### A block of data
= = =

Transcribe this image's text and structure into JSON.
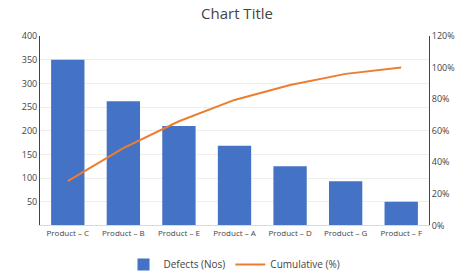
{
  "chart_data": {
    "type": "bar",
    "title": "Chart Title",
    "categories": [
      "Product – C",
      "Product – B",
      "Product – E",
      "Product – A",
      "Product – D",
      "Product – G",
      "Product – F"
    ],
    "series": [
      {
        "name": "Defects (Nos)",
        "type": "bar",
        "color": "#4472C4",
        "values": [
          350,
          262,
          210,
          168,
          125,
          93,
          50
        ]
      },
      {
        "name": "Cumulative (%)",
        "type": "line",
        "axis": "y2",
        "color": "#ED7D31",
        "values": [
          28.0,
          49.0,
          66.0,
          79.5,
          89.0,
          96.0,
          100.0
        ]
      }
    ],
    "ylim": [
      0,
      400
    ],
    "yticks": [
      50,
      100,
      150,
      200,
      250,
      300,
      350,
      400
    ],
    "y2lim": [
      0,
      120
    ],
    "y2ticks": [
      {
        "value": 0,
        "label": "0%"
      },
      {
        "value": 20,
        "label": "20%"
      },
      {
        "value": 40,
        "label": "40%"
      },
      {
        "value": 60,
        "label": "60%"
      },
      {
        "value": 80,
        "label": "80%"
      },
      {
        "value": 100,
        "label": "100%"
      },
      {
        "value": 120,
        "label": "120%"
      }
    ],
    "grid": true,
    "legend": "bottom"
  }
}
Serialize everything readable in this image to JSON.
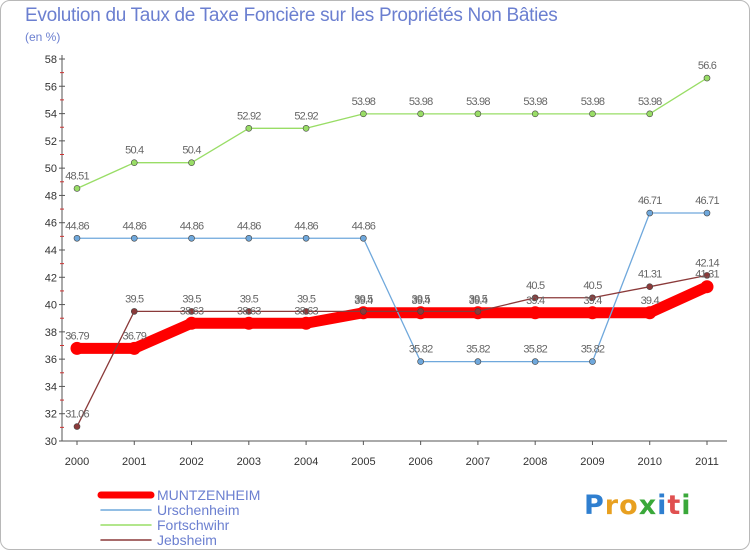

= = =

### DIRECTIONS
Reproduce the full listing faithfully, but do not carry over any pictures.

### FULL OUTPUT
Transcribe this image's text and structure into JSON.
{
  "chart_data": {
    "type": "bar",
    "title": "Chart Title",
    "categories": [
      "Product – C",
      "Product – B",
      "Product – E",
      "Product – A",
      "Product – D",
      "Product – G",
      "Product – F"
    ],
    "series": [
      {
        "name": "Defects (Nos)",
        "type": "bar",
        "color": "#4472C4",
        "values": [
          350,
          262,
          210,
          168,
          125,
          93,
          50
        ]
      },
      {
        "name": "Cumulative (%)",
        "type": "line",
        "axis": "y2",
        "color": "#ED7D31",
        "values": [
          28.0,
          49.0,
          66.0,
          79.5,
          89.0,
          96.0,
          100.0
        ]
      }
    ],
    "ylim": [
      0,
      400
    ],
    "yticks": [
      50,
      100,
      150,
      200,
      250,
      300,
      350,
      400
    ],
    "y2lim": [
      0,
      120
    ],
    "y2ticks": [
      {
        "value": 0,
        "label": "0%"
      },
      {
        "value": 20,
        "label": "20%"
      },
      {
        "value": 40,
        "label": "40%"
      },
      {
        "value": 60,
        "label": "60%"
      },
      {
        "value": 80,
        "label": "80%"
      },
      {
        "value": 100,
        "label": "100%"
      },
      {
        "value": 120,
        "label": "120%"
      }
    ],
    "grid": true,
    "legend": "bottom"
  }
}
Serialize everything readable in this image to JSON.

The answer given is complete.